TASK TO CARRY OUT — Each record below must be returned exactly as shown.

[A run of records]
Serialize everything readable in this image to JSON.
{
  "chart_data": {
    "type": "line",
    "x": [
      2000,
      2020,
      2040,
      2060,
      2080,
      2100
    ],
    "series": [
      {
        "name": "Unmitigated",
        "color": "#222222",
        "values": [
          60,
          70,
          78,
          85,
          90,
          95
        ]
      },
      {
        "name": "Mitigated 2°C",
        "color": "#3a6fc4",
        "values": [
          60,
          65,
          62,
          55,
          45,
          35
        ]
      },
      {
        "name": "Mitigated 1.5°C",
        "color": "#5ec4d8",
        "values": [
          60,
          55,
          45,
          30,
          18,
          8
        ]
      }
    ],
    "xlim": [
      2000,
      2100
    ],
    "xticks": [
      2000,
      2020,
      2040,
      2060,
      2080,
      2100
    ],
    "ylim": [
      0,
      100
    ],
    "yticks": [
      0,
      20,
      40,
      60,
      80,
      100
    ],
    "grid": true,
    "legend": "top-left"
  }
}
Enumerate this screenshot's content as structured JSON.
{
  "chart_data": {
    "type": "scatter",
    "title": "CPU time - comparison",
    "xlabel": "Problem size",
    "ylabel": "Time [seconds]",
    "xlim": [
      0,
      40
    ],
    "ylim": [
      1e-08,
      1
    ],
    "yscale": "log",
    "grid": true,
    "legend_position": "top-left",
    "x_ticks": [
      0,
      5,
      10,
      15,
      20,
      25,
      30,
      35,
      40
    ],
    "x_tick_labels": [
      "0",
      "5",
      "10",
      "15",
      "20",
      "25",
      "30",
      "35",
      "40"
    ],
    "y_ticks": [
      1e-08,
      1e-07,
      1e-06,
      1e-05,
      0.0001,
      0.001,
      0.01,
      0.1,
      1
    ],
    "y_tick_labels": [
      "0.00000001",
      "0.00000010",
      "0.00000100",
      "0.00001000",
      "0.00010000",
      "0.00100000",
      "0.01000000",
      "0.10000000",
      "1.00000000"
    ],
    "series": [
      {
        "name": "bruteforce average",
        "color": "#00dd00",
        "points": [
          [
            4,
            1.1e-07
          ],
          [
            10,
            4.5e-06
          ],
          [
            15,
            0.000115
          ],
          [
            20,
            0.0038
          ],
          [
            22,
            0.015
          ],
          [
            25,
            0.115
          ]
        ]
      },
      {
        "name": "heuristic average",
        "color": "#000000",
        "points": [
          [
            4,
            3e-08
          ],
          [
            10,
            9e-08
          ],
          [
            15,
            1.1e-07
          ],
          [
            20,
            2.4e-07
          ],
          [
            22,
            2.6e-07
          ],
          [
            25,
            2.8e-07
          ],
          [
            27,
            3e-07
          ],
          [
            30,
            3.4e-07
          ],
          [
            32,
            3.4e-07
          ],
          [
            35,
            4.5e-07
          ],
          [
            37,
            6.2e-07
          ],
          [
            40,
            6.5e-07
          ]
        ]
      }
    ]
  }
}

SOLUTION TO THIS PROBLEM —
Serialize everything readable in this image to JSON.
{
  "chart_data": {
    "type": "line",
    "x": [
      2000,
      2020,
      2040,
      2060,
      2080,
      2100
    ],
    "series": [
      {
        "name": "Unmitigated",
        "color": "#222222",
        "values": [
          60,
          70,
          78,
          85,
          90,
          95
        ]
      },
      {
        "name": "Mitigated 2°C",
        "color": "#3a6fc4",
        "values": [
          60,
          65,
          62,
          55,
          45,
          35
        ]
      },
      {
        "name": "Mitigated 1.5°C",
        "color": "#5ec4d8",
        "values": [
          60,
          55,
          45,
          30,
          18,
          8
        ]
      }
    ],
    "xlim": [
      2000,
      2100
    ],
    "xticks": [
      2000,
      2020,
      2040,
      2060,
      2080,
      2100
    ],
    "ylim": [
      0,
      100
    ],
    "yticks": [
      0,
      20,
      40,
      60,
      80,
      100
    ],
    "grid": true,
    "legend": "top-left"
  }
}
Enumerate this screenshot's content as structured JSON.
{
  "chart_data": {
    "type": "scatter",
    "title": "CPU time - comparison",
    "xlabel": "Problem size",
    "ylabel": "Time [seconds]",
    "xlim": [
      0,
      40
    ],
    "ylim": [
      1e-08,
      1
    ],
    "yscale": "log",
    "grid": true,
    "legend_position": "top-left",
    "x_ticks": [
      0,
      5,
      10,
      15,
      20,
      25,
      30,
      35,
      40
    ],
    "x_tick_labels": [
      "0",
      "5",
      "10",
      "15",
      "20",
      "25",
      "30",
      "35",
      "40"
    ],
    "y_ticks": [
      1e-08,
      1e-07,
      1e-06,
      1e-05,
      0.0001,
      0.001,
      0.01,
      0.1,
      1
    ],
    "y_tick_labels": [
      "0.00000001",
      "0.00000010",
      "0.00000100",
      "0.00001000",
      "0.00010000",
      "0.00100000",
      "0.01000000",
      "0.10000000",
      "1.00000000"
    ],
    "series": [
      {
        "name": "bruteforce average",
        "color": "#00dd00",
        "points": [
          [
            4,
            1.1e-07
          ],
          [
            10,
            4.5e-06
          ],
          [
            15,
            0.000115
          ],
          [
            20,
            0.0038
          ],
          [
            22,
            0.015
          ],
          [
            25,
            0.115
          ]
        ]
      },
      {
        "name": "heuristic average",
        "color": "#000000",
        "points": [
          [
            4,
            3e-08
          ],
          [
            10,
            9e-08
          ],
          [
            15,
            1.1e-07
          ],
          [
            20,
            2.4e-07
          ],
          [
            22,
            2.6e-07
          ],
          [
            25,
            2.8e-07
          ],
          [
            27,
            3e-07
          ],
          [
            30,
            3.4e-07
          ],
          [
            32,
            3.4e-07
          ],
          [
            35,
            4.5e-07
          ],
          [
            37,
            6.2e-07
          ],
          [
            40,
            6.5e-07
          ]
        ]
      }
    ]
  }
}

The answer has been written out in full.